> **RECORDS FOR THIS TASK**:
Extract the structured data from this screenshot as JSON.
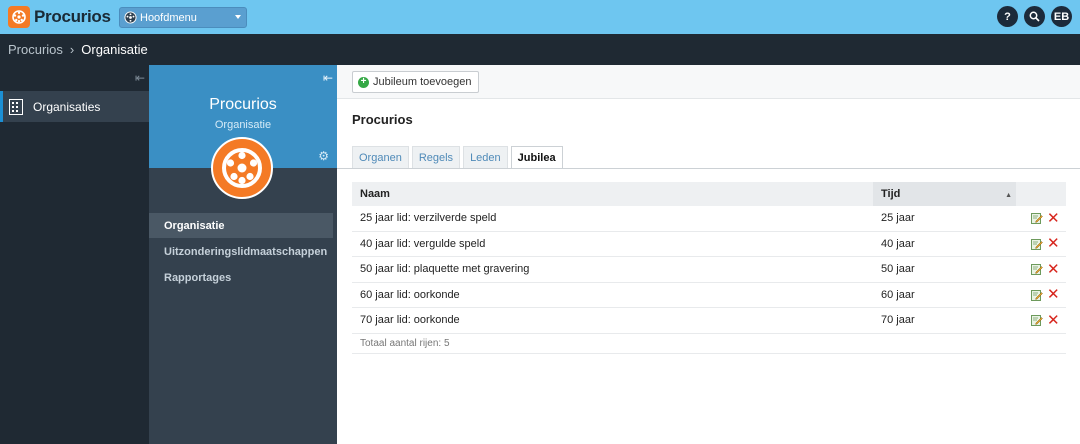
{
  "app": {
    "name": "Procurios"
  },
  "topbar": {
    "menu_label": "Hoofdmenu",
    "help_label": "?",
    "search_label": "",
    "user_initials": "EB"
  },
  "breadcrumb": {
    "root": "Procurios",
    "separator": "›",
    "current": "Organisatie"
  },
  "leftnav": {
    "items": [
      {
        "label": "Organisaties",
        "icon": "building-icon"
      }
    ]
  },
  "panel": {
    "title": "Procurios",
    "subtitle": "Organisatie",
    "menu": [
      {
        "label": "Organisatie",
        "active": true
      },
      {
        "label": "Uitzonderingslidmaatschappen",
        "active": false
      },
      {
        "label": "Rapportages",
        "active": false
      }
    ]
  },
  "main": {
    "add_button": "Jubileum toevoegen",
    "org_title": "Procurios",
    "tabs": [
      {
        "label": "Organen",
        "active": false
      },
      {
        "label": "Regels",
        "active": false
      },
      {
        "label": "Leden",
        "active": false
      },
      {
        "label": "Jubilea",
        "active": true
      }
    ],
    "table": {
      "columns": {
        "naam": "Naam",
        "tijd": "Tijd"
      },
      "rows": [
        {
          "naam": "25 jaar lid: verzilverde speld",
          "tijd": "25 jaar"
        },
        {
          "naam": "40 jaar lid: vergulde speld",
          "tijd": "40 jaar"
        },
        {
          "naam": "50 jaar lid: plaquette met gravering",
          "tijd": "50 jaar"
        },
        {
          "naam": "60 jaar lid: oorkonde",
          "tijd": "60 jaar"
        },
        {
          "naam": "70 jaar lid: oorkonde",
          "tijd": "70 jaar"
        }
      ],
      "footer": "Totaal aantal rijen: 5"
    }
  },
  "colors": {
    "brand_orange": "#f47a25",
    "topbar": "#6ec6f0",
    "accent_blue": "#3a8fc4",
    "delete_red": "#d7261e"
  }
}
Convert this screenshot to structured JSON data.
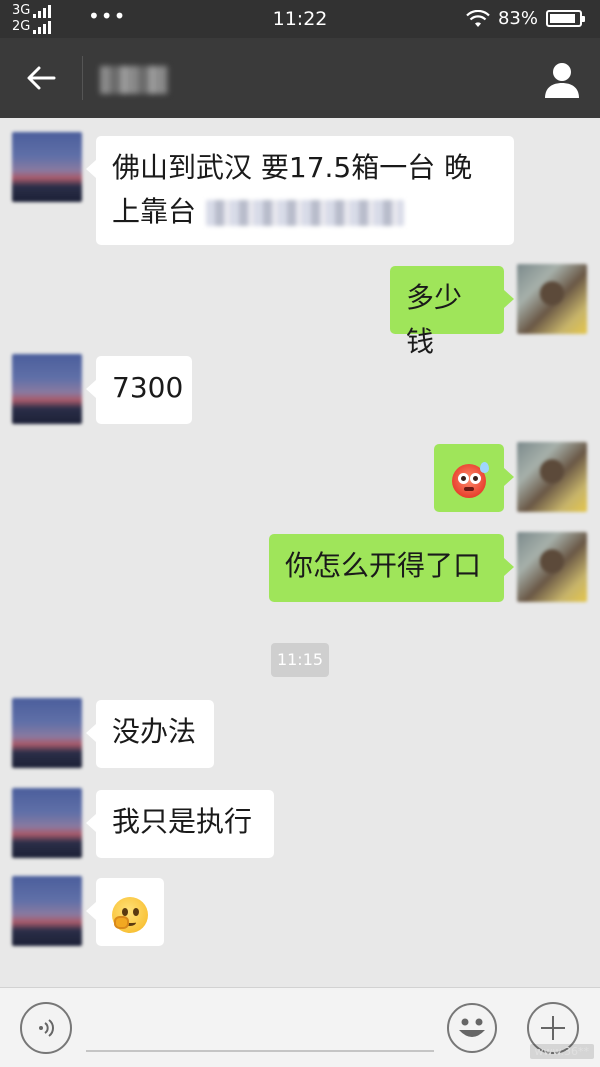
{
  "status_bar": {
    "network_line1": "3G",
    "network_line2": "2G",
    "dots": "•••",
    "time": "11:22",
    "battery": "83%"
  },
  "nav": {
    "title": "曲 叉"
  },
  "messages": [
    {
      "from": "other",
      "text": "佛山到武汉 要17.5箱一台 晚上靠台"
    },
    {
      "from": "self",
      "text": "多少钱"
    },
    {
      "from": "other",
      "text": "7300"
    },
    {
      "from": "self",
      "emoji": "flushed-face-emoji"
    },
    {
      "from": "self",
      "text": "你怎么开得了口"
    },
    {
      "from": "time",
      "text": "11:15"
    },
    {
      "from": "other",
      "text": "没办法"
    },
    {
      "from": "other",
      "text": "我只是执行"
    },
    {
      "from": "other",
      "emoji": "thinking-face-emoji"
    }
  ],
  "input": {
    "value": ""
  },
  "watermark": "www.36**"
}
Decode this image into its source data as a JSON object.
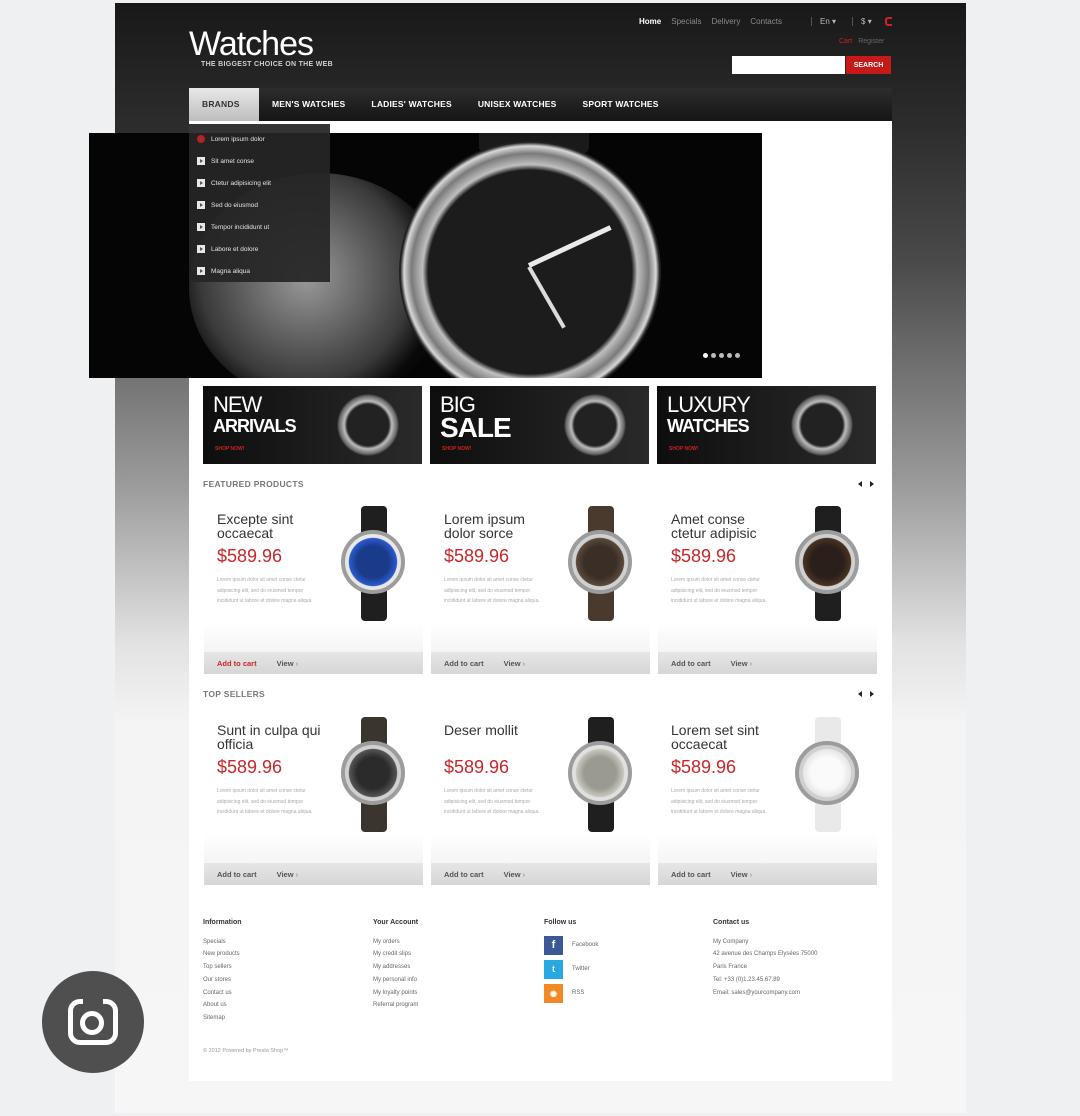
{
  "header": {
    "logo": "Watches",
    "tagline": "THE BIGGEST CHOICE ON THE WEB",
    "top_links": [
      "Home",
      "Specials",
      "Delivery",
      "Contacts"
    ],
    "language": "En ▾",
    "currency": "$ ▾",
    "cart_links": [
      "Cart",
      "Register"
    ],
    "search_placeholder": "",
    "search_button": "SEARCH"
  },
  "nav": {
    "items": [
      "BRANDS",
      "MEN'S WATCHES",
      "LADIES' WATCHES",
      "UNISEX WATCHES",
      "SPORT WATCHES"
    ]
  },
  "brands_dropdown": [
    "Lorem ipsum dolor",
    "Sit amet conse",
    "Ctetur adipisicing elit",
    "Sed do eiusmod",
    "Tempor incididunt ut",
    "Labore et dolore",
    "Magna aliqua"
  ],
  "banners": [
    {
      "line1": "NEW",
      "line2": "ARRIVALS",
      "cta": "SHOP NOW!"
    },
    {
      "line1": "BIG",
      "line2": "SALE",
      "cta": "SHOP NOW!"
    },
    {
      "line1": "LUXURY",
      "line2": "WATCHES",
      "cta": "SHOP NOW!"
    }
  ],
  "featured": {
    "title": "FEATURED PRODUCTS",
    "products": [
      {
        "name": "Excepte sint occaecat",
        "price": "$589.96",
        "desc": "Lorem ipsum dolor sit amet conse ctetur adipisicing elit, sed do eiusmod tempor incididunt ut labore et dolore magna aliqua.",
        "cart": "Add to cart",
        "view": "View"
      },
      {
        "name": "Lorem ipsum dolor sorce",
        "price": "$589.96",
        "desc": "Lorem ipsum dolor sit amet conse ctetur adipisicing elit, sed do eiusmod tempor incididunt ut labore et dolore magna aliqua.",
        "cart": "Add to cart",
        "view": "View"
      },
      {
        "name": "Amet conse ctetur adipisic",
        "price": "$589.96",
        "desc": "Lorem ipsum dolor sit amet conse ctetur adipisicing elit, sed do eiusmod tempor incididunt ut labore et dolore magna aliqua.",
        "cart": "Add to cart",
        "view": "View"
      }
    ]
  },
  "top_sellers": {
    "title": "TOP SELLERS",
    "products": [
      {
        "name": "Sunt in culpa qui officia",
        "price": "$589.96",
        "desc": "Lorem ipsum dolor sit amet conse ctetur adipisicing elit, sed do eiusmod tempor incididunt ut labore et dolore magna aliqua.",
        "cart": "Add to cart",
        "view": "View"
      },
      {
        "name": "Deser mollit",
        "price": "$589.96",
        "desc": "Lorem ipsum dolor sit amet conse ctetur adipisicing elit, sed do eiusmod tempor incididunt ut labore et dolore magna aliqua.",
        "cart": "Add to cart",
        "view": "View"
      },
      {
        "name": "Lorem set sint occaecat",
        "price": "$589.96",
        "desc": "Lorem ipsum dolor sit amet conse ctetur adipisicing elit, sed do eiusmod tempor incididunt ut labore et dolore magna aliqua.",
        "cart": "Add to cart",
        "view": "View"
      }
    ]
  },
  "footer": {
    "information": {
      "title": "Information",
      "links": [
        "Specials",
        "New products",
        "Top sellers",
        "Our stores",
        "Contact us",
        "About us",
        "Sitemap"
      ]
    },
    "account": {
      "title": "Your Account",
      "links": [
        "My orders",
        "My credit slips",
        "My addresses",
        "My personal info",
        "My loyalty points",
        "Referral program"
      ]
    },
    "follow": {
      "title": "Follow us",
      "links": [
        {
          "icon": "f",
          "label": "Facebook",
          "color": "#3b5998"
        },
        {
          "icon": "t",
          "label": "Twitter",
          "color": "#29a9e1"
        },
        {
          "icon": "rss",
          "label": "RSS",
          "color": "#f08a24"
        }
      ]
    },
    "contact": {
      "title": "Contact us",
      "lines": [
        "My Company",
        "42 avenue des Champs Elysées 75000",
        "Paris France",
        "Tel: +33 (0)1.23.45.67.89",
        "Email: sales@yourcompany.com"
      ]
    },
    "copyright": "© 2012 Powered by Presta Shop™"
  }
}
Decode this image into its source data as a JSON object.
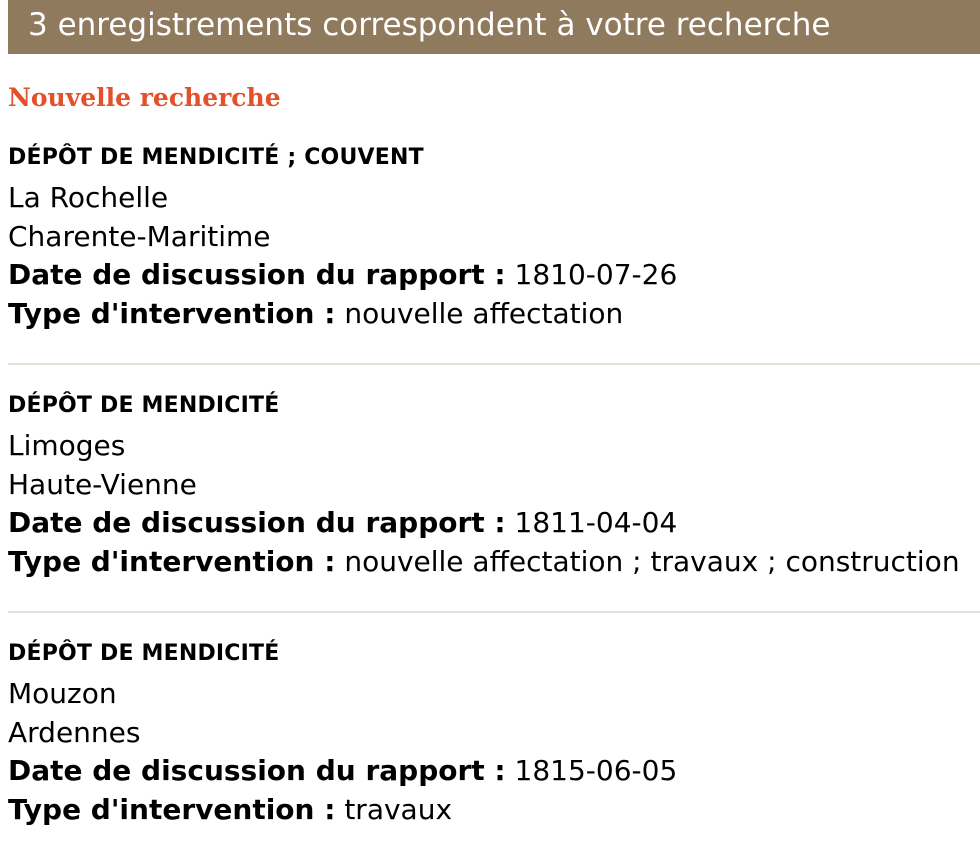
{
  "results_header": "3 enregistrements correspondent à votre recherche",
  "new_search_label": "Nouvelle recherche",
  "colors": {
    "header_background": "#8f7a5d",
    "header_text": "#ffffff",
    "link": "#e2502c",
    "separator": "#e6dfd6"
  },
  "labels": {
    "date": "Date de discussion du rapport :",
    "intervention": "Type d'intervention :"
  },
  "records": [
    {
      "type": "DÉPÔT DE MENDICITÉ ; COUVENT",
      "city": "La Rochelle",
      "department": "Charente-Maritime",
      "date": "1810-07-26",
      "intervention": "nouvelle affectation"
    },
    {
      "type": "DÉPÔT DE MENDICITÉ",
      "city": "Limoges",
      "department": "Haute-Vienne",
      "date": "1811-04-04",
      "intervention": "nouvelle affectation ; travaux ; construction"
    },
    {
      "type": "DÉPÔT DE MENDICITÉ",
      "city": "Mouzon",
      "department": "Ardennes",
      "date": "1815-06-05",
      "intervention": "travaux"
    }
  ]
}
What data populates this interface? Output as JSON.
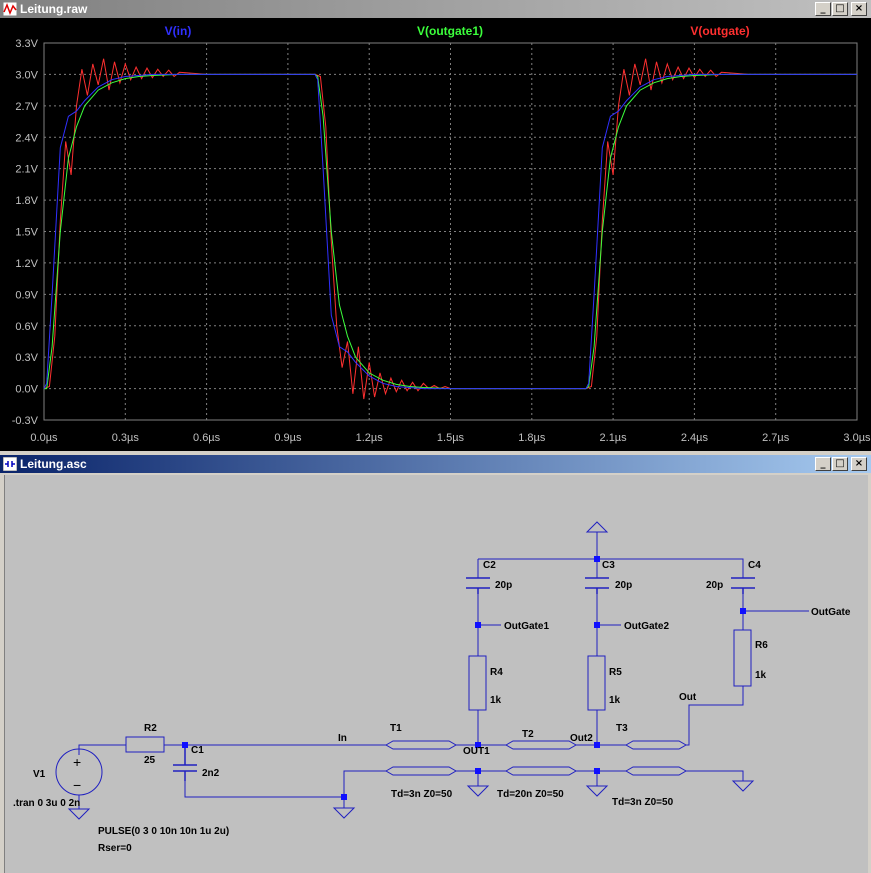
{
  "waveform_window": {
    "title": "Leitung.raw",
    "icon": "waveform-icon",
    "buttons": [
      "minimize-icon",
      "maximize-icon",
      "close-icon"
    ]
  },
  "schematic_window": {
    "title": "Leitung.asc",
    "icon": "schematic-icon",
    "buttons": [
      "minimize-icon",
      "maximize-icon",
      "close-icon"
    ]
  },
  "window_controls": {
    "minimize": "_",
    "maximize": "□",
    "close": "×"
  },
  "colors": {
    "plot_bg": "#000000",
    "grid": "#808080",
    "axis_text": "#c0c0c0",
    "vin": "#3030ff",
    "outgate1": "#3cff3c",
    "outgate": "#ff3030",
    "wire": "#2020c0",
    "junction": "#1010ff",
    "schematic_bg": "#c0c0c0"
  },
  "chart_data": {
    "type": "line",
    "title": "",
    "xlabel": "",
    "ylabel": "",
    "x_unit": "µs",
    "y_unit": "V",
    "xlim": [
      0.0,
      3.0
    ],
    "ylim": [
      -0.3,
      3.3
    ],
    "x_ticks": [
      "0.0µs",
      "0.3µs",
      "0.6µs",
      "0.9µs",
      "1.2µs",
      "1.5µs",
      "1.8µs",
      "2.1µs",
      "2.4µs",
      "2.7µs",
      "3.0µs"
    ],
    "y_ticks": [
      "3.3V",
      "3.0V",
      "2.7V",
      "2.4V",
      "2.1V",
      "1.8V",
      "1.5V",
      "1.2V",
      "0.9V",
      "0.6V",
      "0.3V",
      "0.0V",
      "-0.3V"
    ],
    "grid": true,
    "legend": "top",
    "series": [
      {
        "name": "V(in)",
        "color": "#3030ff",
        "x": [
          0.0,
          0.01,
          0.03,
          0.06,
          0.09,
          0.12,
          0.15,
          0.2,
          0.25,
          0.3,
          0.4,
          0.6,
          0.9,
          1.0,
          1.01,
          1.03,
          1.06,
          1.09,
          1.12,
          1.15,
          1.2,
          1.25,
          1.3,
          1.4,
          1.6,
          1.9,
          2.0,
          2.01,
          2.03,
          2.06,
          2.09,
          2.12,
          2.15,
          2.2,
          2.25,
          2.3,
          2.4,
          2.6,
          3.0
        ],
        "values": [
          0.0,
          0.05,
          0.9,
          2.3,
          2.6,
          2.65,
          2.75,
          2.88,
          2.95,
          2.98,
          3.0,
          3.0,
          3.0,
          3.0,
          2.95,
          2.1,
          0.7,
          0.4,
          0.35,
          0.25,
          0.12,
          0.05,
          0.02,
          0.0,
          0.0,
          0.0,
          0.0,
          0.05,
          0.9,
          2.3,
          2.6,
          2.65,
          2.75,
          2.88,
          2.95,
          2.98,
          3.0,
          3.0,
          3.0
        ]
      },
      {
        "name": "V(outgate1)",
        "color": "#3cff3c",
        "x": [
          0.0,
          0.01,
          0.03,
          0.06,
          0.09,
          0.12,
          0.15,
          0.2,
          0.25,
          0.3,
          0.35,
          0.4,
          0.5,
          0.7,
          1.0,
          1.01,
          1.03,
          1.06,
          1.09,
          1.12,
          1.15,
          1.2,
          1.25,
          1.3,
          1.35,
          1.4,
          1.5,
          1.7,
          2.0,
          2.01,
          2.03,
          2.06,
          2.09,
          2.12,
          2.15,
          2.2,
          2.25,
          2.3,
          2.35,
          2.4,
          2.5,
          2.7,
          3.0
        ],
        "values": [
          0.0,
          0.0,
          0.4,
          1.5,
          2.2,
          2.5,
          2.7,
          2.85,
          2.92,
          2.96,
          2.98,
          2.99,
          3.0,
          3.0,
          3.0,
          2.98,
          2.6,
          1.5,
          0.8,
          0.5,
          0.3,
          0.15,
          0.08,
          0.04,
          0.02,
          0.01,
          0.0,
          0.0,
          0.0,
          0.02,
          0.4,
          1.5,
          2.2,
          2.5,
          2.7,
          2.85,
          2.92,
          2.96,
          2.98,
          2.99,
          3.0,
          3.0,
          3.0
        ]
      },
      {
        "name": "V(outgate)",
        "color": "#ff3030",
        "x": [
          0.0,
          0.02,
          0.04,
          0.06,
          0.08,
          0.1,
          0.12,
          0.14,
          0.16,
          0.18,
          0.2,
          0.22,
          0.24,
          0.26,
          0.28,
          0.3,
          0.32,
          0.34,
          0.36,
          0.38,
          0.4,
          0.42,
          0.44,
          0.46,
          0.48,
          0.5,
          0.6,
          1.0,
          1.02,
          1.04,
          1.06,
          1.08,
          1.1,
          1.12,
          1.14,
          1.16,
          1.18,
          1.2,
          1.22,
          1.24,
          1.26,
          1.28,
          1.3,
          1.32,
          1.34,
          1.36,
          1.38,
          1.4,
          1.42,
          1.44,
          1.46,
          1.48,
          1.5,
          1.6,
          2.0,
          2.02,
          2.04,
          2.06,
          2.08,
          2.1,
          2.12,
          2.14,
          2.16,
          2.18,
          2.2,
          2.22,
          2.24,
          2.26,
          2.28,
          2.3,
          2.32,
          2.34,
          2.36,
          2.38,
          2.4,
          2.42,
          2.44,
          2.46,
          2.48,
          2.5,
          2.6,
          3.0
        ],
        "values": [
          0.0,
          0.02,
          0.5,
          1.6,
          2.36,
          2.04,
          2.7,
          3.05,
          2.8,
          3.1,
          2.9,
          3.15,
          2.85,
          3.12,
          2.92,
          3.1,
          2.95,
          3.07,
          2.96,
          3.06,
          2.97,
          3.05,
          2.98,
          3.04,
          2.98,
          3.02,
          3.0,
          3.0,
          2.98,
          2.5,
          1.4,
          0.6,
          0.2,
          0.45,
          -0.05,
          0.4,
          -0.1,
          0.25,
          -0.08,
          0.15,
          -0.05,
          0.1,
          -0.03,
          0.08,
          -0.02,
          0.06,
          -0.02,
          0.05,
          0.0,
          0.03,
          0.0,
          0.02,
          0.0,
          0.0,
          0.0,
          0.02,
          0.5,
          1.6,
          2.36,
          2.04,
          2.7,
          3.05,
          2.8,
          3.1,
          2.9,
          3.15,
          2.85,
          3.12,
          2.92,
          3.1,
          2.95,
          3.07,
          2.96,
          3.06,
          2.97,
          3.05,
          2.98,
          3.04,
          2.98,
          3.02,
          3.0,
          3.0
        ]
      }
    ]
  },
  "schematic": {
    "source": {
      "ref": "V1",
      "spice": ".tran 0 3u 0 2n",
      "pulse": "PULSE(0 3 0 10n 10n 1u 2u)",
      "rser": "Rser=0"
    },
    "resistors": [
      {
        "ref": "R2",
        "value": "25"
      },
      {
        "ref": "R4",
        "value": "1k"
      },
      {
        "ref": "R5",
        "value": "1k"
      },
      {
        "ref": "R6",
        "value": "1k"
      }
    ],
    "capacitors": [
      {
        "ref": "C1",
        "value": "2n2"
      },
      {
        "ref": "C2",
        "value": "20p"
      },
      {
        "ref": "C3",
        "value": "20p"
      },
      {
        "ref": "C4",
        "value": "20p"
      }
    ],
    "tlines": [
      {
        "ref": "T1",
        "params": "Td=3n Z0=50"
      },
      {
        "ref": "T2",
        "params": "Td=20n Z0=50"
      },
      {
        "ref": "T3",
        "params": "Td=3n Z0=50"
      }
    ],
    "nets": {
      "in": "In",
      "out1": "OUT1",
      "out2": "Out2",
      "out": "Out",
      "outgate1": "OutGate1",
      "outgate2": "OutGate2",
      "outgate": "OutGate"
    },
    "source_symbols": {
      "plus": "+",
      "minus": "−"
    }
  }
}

> **YOUR OBJECTIVE**: Using the listing above, state the number of lines that hold "icon", with no other text.

> **ANSWER IN FULL**: 12